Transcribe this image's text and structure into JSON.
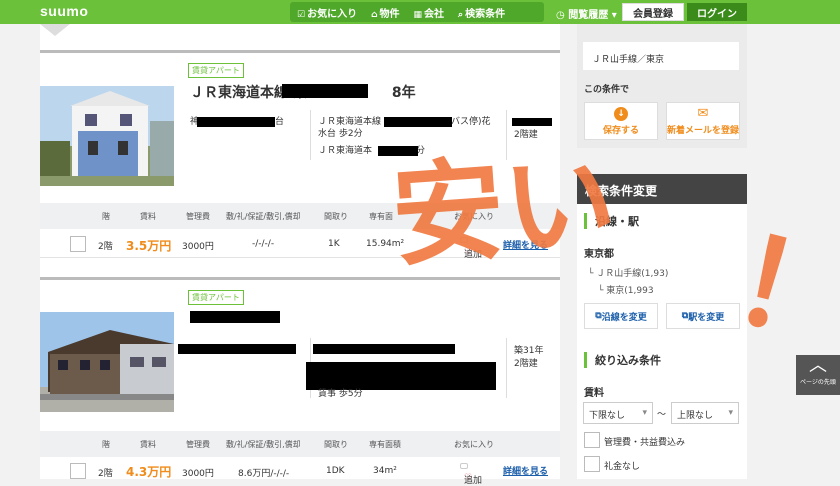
{
  "header": {
    "logo": "suumo",
    "nav": [
      {
        "icon": "☑",
        "label": "お気に入り"
      },
      {
        "icon": "⌂",
        "label": "物件"
      },
      {
        "icon": "▦",
        "label": "会社"
      },
      {
        "icon": "⌕",
        "label": "検索条件"
      }
    ],
    "history": "閲覧履歴 ▾",
    "register": "会員登録",
    "login": "ログイン"
  },
  "listings": [
    {
      "tag": "賃貸アパート",
      "title": "ＪＲ東海道本線 東",
      "title_suffix": "8年",
      "address": "神",
      "address_suffix": "台",
      "access1": "ＪＲ東海道本線",
      "access1_suffix": "バス停)花",
      "access1_line2": "水台 歩2分",
      "access2": "ＪＲ東海道本",
      "access2_suffix": "分",
      "age": "",
      "floors": "2階建",
      "headers": [
        "階",
        "賃料",
        "管理費",
        "敷/礼/保証/敷引,償却",
        "間取り",
        "専有面",
        "お気に入り"
      ],
      "row": {
        "floor": "2階",
        "rent": "3.5万円",
        "fee": "3000円",
        "deposit": "-/-/-/-",
        "layout": "1K",
        "area": "15.94m²",
        "fav": "追加",
        "detail": "詳細を見る"
      }
    },
    {
      "tag": "賃貸アパート",
      "title": "",
      "address": "",
      "access_partial": "賃事 歩5分",
      "age": "築31年",
      "floors": "2階建",
      "headers": [
        "階",
        "賃料",
        "管理費",
        "敷/礼/保証/敷引,償却",
        "間取り",
        "専有面積",
        "お気に入り"
      ],
      "row": {
        "floor": "2階",
        "rent": "4.3万円",
        "fee": "3000円",
        "deposit": "8.6万円/-/-/-",
        "layout": "1DK",
        "area": "34m²",
        "fav": "追加",
        "detail": "詳細を見る"
      }
    }
  ],
  "sidebar": {
    "current_condition": "ＪＲ山手線／東京",
    "with_condition": "この条件で",
    "save_btn": "保存する",
    "mail_btn": "新着メールを登録",
    "change_title": "検索条件変更",
    "route_section": "沿線・駅",
    "pref": "東京都",
    "line": "ＪＲ山手線(1,9",
    "line_suffix": "3)",
    "station": "東京(1,993",
    "change_line": "沿線を変更",
    "change_station": "駅を変更",
    "filter_section": "絞り込み条件",
    "rent_label": "賃料",
    "lower": "下限なし",
    "tilde": "〜",
    "upper": "上限なし",
    "opt1": "管理費・共益費込み",
    "opt2": "礼金なし",
    "page_top": "ページの先頭"
  },
  "overlay": {
    "line1": "安い",
    "line2": "！"
  },
  "colors": {
    "brand": "#6bc13a",
    "price": "#f08c1b",
    "link": "#1b5eaa",
    "overlay": "#f07a42"
  }
}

■ **Aim of the exercise**: Copy every line of the data exactly as written, excluding the pictures.

■ **Exercise solution**:
Transcribe this image's text and structure into JSON.
{
  "header": {
    "logo": "suumo",
    "nav": [
      {
        "icon": "☑",
        "label": "お気に入り"
      },
      {
        "icon": "⌂",
        "label": "物件"
      },
      {
        "icon": "▦",
        "label": "会社"
      },
      {
        "icon": "⌕",
        "label": "検索条件"
      }
    ],
    "history": "閲覧履歴 ▾",
    "register": "会員登録",
    "login": "ログイン"
  },
  "listings": [
    {
      "tag": "賃貸アパート",
      "title": "ＪＲ東海道本線 東",
      "title_suffix": "8年",
      "address": "神",
      "address_suffix": "台",
      "access1": "ＪＲ東海道本線",
      "access1_suffix": "バス停)花",
      "access1_line2": "水台 歩2分",
      "access2": "ＪＲ東海道本",
      "access2_suffix": "分",
      "age": "",
      "floors": "2階建",
      "headers": [
        "階",
        "賃料",
        "管理費",
        "敷/礼/保証/敷引,償却",
        "間取り",
        "専有面",
        "お気に入り"
      ],
      "row": {
        "floor": "2階",
        "rent": "3.5万円",
        "fee": "3000円",
        "deposit": "-/-/-/-",
        "layout": "1K",
        "area": "15.94m²",
        "fav": "追加",
        "detail": "詳細を見る"
      }
    },
    {
      "tag": "賃貸アパート",
      "title": "",
      "address": "",
      "access_partial": "賃事 歩5分",
      "age": "築31年",
      "floors": "2階建",
      "headers": [
        "階",
        "賃料",
        "管理費",
        "敷/礼/保証/敷引,償却",
        "間取り",
        "専有面積",
        "お気に入り"
      ],
      "row": {
        "floor": "2階",
        "rent": "4.3万円",
        "fee": "3000円",
        "deposit": "8.6万円/-/-/-",
        "layout": "1DK",
        "area": "34m²",
        "fav": "追加",
        "detail": "詳細を見る"
      }
    }
  ],
  "sidebar": {
    "current_condition": "ＪＲ山手線／東京",
    "with_condition": "この条件で",
    "save_btn": "保存する",
    "mail_btn": "新着メールを登録",
    "change_title": "検索条件変更",
    "route_section": "沿線・駅",
    "pref": "東京都",
    "line": "ＪＲ山手線(1,9",
    "line_suffix": "3)",
    "station": "東京(1,993",
    "change_line": "沿線を変更",
    "change_station": "駅を変更",
    "filter_section": "絞り込み条件",
    "rent_label": "賃料",
    "lower": "下限なし",
    "tilde": "〜",
    "upper": "上限なし",
    "opt1": "管理費・共益費込み",
    "opt2": "礼金なし",
    "page_top": "ページの先頭"
  },
  "overlay": {
    "line1": "安い",
    "line2": "！"
  },
  "colors": {
    "brand": "#6bc13a",
    "price": "#f08c1b",
    "link": "#1b5eaa",
    "overlay": "#f07a42"
  }
}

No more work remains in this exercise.